● Extracted records
** Start **

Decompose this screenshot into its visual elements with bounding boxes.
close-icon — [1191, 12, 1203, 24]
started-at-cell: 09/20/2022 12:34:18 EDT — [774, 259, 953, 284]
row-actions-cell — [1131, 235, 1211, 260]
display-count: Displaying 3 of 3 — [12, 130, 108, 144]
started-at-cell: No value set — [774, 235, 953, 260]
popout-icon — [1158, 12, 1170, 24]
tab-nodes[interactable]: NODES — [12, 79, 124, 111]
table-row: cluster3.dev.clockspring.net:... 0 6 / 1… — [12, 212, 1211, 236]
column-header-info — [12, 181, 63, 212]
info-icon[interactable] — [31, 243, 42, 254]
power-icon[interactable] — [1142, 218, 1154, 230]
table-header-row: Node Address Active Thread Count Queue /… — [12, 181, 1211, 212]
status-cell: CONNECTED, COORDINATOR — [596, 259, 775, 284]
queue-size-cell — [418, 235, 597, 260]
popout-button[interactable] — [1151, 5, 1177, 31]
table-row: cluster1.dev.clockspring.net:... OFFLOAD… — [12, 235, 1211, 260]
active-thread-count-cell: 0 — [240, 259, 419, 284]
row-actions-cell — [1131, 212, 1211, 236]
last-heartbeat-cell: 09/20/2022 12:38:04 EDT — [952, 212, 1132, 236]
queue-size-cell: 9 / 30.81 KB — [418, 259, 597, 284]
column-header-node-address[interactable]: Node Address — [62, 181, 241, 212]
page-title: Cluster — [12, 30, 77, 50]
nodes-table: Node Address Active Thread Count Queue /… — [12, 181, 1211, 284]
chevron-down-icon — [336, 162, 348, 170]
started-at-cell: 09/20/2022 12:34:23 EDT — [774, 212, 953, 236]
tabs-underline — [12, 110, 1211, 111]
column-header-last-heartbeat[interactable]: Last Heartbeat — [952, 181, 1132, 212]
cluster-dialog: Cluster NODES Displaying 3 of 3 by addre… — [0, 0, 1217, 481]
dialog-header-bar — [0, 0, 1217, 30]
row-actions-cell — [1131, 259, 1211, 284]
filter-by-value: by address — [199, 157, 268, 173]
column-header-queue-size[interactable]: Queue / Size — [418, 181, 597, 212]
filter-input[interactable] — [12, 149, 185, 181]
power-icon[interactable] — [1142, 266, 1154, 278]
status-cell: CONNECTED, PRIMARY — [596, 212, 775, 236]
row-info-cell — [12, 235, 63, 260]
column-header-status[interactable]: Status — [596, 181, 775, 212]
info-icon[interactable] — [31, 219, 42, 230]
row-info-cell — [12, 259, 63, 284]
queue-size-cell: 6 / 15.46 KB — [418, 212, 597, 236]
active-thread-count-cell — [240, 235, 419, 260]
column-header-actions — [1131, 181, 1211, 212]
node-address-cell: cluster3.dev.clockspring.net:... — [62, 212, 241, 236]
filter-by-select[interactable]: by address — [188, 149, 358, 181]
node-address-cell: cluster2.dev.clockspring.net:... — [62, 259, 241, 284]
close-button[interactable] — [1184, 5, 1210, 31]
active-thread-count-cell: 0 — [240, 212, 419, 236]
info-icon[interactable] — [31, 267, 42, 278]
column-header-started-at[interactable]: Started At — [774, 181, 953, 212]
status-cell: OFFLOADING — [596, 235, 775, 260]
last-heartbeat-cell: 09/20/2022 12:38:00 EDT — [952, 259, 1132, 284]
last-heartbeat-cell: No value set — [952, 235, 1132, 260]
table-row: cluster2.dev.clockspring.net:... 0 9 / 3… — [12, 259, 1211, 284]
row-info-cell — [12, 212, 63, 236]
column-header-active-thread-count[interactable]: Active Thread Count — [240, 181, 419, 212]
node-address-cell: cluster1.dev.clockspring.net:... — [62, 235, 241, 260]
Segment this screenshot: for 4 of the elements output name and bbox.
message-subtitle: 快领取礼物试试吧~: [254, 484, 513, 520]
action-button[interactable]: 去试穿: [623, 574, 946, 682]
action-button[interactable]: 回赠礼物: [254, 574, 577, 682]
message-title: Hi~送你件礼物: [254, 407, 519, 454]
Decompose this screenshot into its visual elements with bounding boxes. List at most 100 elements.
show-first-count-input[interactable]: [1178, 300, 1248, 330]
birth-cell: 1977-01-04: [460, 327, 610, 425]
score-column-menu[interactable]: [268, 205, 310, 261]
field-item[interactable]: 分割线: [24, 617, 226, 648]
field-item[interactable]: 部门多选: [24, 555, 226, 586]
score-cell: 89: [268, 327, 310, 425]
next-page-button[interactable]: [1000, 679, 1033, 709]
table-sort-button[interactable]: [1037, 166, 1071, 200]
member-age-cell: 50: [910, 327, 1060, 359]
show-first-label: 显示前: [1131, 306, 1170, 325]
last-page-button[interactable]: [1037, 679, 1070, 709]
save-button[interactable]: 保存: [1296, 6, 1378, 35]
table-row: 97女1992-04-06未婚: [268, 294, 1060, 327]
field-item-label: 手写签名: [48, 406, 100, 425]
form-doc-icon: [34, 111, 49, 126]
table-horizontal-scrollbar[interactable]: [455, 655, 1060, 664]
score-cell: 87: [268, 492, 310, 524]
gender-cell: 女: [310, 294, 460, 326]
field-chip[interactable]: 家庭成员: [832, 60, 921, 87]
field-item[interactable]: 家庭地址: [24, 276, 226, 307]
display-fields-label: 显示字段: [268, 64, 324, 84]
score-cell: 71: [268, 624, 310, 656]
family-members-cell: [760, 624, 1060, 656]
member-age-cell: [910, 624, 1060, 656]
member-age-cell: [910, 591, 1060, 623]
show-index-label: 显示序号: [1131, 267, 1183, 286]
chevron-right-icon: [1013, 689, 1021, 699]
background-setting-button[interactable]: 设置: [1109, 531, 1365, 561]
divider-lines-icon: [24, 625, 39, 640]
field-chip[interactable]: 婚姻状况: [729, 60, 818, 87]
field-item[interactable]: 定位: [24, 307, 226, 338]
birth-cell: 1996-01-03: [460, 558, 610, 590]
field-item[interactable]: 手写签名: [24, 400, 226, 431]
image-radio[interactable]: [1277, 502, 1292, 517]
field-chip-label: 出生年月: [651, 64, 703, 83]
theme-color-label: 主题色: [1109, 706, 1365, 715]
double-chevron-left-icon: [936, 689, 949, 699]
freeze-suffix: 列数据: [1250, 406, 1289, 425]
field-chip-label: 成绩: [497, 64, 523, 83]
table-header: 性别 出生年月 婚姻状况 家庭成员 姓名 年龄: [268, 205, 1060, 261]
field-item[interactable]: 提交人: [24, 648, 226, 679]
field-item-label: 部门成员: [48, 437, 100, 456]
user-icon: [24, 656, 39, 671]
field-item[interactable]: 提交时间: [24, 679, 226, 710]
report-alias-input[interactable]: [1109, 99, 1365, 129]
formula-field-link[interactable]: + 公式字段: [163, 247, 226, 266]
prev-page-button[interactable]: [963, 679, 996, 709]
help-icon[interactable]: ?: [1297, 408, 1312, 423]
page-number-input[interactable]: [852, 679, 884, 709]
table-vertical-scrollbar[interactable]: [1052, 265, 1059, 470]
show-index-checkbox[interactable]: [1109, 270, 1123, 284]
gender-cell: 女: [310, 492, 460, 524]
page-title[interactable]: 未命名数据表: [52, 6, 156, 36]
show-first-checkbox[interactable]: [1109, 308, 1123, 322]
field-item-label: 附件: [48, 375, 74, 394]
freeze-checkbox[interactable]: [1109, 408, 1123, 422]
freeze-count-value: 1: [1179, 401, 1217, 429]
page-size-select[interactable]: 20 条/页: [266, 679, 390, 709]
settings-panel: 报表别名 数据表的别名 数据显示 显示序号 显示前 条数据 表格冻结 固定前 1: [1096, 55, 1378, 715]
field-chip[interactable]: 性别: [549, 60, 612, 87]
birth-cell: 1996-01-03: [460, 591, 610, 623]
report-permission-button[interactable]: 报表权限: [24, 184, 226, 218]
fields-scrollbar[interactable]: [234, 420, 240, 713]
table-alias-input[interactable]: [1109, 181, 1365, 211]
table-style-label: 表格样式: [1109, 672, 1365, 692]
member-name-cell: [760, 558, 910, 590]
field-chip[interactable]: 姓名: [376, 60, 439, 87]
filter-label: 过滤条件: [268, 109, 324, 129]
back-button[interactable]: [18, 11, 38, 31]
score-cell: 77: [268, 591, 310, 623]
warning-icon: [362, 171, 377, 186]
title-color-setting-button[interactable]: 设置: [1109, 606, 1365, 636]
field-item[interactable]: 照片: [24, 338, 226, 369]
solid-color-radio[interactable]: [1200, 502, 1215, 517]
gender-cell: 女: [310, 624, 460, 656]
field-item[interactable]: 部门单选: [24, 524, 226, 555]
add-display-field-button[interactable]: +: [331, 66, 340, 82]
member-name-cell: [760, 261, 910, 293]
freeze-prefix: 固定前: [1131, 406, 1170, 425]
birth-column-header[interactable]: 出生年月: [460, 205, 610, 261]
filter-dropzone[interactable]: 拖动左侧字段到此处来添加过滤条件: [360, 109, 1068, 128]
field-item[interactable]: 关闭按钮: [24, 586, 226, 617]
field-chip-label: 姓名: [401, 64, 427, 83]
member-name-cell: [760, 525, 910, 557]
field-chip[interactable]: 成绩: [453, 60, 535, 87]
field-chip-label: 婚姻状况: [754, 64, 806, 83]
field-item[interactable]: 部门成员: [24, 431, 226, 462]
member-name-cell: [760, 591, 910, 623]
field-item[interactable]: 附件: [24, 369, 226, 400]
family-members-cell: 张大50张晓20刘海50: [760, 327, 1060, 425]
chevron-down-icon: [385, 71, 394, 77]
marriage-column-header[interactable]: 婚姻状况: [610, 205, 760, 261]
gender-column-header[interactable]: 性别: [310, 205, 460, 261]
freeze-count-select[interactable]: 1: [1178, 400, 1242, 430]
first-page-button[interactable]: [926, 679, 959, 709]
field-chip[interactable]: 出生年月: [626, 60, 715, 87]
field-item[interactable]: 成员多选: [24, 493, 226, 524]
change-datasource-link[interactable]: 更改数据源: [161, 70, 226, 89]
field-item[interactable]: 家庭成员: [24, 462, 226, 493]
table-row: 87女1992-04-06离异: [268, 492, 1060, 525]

** End **

● Set problem
Select each row above that contains the string "index", matching case exactly.

● Task answer
show-index-label: 显示序号: [1131, 267, 1183, 286]
show-index-checkbox[interactable]: [1109, 270, 1123, 284]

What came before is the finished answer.